§ **TASK DETAILS**
Print every entry exactly as written.

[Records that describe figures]
# # # # #
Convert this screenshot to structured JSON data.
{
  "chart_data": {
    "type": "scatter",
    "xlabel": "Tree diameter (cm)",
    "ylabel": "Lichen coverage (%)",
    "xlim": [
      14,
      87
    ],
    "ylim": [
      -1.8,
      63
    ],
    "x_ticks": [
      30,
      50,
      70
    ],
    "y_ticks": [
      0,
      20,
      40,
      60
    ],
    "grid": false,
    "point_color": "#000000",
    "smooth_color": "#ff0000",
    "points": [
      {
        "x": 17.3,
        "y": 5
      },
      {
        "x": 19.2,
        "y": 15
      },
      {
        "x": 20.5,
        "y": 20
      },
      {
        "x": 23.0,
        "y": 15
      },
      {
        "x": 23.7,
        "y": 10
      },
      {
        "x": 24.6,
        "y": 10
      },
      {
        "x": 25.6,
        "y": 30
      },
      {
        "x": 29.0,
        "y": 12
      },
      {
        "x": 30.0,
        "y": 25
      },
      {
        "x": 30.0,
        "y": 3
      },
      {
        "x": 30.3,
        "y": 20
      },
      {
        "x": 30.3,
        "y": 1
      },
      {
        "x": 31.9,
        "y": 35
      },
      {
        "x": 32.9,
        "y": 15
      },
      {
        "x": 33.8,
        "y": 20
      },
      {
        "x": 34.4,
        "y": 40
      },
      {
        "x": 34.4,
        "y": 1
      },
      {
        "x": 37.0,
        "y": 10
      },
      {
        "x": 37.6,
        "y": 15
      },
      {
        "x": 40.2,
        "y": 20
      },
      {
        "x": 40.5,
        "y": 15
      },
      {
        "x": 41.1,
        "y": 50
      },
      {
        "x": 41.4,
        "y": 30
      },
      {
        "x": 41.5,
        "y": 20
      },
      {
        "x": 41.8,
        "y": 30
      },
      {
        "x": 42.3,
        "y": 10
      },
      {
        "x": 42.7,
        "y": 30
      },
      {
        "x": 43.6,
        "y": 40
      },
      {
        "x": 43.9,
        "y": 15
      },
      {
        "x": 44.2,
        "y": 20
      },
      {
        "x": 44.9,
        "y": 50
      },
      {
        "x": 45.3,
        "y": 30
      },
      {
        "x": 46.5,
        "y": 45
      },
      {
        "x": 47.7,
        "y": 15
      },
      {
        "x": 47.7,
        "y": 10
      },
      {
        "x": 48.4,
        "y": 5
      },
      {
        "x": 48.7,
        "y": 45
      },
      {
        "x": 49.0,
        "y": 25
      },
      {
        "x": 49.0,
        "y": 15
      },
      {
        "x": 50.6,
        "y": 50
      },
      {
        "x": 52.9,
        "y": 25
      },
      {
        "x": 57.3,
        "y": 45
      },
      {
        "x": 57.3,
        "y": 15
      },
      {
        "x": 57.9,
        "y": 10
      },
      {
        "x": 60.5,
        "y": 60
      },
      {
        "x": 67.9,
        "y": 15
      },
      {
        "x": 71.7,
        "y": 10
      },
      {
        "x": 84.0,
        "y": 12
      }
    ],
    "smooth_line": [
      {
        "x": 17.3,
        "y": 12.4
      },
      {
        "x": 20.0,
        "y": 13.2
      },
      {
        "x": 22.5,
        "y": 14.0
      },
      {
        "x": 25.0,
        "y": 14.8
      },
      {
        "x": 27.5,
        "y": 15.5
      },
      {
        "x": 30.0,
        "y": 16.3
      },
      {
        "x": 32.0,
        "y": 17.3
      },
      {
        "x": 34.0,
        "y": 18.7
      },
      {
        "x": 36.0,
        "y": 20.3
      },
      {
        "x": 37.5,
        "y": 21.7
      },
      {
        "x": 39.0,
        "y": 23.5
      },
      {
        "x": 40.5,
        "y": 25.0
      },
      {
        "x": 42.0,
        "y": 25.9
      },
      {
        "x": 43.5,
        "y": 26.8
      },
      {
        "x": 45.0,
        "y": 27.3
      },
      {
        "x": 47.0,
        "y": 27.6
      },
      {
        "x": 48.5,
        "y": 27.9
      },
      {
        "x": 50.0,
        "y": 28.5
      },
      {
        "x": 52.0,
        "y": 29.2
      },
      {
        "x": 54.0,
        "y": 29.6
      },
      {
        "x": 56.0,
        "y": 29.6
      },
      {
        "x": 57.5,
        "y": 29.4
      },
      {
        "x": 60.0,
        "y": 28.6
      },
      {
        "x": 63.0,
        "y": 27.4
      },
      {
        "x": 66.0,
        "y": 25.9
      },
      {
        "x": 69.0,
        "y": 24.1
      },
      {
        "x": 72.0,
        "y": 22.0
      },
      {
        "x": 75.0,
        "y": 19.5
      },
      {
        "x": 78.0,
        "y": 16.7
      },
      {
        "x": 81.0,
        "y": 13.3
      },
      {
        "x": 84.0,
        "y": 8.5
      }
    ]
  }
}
# # # # #
§ **RESULT OF THIS TASK**
Convert this screenshot to structured JSON data.
{
  "chart_data": {
    "type": "scatter",
    "xlabel": "Tree diameter (cm)",
    "ylabel": "Lichen coverage (%)",
    "xlim": [
      14,
      87
    ],
    "ylim": [
      -1.8,
      63
    ],
    "x_ticks": [
      30,
      50,
      70
    ],
    "y_ticks": [
      0,
      20,
      40,
      60
    ],
    "grid": false,
    "point_color": "#000000",
    "smooth_color": "#ff0000",
    "points": [
      {
        "x": 17.3,
        "y": 5
      },
      {
        "x": 19.2,
        "y": 15
      },
      {
        "x": 20.5,
        "y": 20
      },
      {
        "x": 23.0,
        "y": 15
      },
      {
        "x": 23.7,
        "y": 10
      },
      {
        "x": 24.6,
        "y": 10
      },
      {
        "x": 25.6,
        "y": 30
      },
      {
        "x": 29.0,
        "y": 12
      },
      {
        "x": 30.0,
        "y": 25
      },
      {
        "x": 30.0,
        "y": 3
      },
      {
        "x": 30.3,
        "y": 20
      },
      {
        "x": 30.3,
        "y": 1
      },
      {
        "x": 31.9,
        "y": 35
      },
      {
        "x": 32.9,
        "y": 15
      },
      {
        "x": 33.8,
        "y": 20
      },
      {
        "x": 34.4,
        "y": 40
      },
      {
        "x": 34.4,
        "y": 1
      },
      {
        "x": 37.0,
        "y": 10
      },
      {
        "x": 37.6,
        "y": 15
      },
      {
        "x": 40.2,
        "y": 20
      },
      {
        "x": 40.5,
        "y": 15
      },
      {
        "x": 41.1,
        "y": 50
      },
      {
        "x": 41.4,
        "y": 30
      },
      {
        "x": 41.5,
        "y": 20
      },
      {
        "x": 41.8,
        "y": 30
      },
      {
        "x": 42.3,
        "y": 10
      },
      {
        "x": 42.7,
        "y": 30
      },
      {
        "x": 43.6,
        "y": 40
      },
      {
        "x": 43.9,
        "y": 15
      },
      {
        "x": 44.2,
        "y": 20
      },
      {
        "x": 44.9,
        "y": 50
      },
      {
        "x": 45.3,
        "y": 30
      },
      {
        "x": 46.5,
        "y": 45
      },
      {
        "x": 47.7,
        "y": 15
      },
      {
        "x": 47.7,
        "y": 10
      },
      {
        "x": 48.4,
        "y": 5
      },
      {
        "x": 48.7,
        "y": 45
      },
      {
        "x": 49.0,
        "y": 25
      },
      {
        "x": 49.0,
        "y": 15
      },
      {
        "x": 50.6,
        "y": 50
      },
      {
        "x": 52.9,
        "y": 25
      },
      {
        "x": 57.3,
        "y": 45
      },
      {
        "x": 57.3,
        "y": 15
      },
      {
        "x": 57.9,
        "y": 10
      },
      {
        "x": 60.5,
        "y": 60
      },
      {
        "x": 67.9,
        "y": 15
      },
      {
        "x": 71.7,
        "y": 10
      },
      {
        "x": 84.0,
        "y": 12
      }
    ],
    "smooth_line": [
      {
        "x": 17.3,
        "y": 12.4
      },
      {
        "x": 20.0,
        "y": 13.2
      },
      {
        "x": 22.5,
        "y": 14.0
      },
      {
        "x": 25.0,
        "y": 14.8
      },
      {
        "x": 27.5,
        "y": 15.5
      },
      {
        "x": 30.0,
        "y": 16.3
      },
      {
        "x": 32.0,
        "y": 17.3
      },
      {
        "x": 34.0,
        "y": 18.7
      },
      {
        "x": 36.0,
        "y": 20.3
      },
      {
        "x": 37.5,
        "y": 21.7
      },
      {
        "x": 39.0,
        "y": 23.5
      },
      {
        "x": 40.5,
        "y": 25.0
      },
      {
        "x": 42.0,
        "y": 25.9
      },
      {
        "x": 43.5,
        "y": 26.8
      },
      {
        "x": 45.0,
        "y": 27.3
      },
      {
        "x": 47.0,
        "y": 27.6
      },
      {
        "x": 48.5,
        "y": 27.9
      },
      {
        "x": 50.0,
        "y": 28.5
      },
      {
        "x": 52.0,
        "y": 29.2
      },
      {
        "x": 54.0,
        "y": 29.6
      },
      {
        "x": 56.0,
        "y": 29.6
      },
      {
        "x": 57.5,
        "y": 29.4
      },
      {
        "x": 60.0,
        "y": 28.6
      },
      {
        "x": 63.0,
        "y": 27.4
      },
      {
        "x": 66.0,
        "y": 25.9
      },
      {
        "x": 69.0,
        "y": 24.1
      },
      {
        "x": 72.0,
        "y": 22.0
      },
      {
        "x": 75.0,
        "y": 19.5
      },
      {
        "x": 78.0,
        "y": 16.7
      },
      {
        "x": 81.0,
        "y": 13.3
      },
      {
        "x": 84.0,
        "y": 8.5
      }
    ]
  }
}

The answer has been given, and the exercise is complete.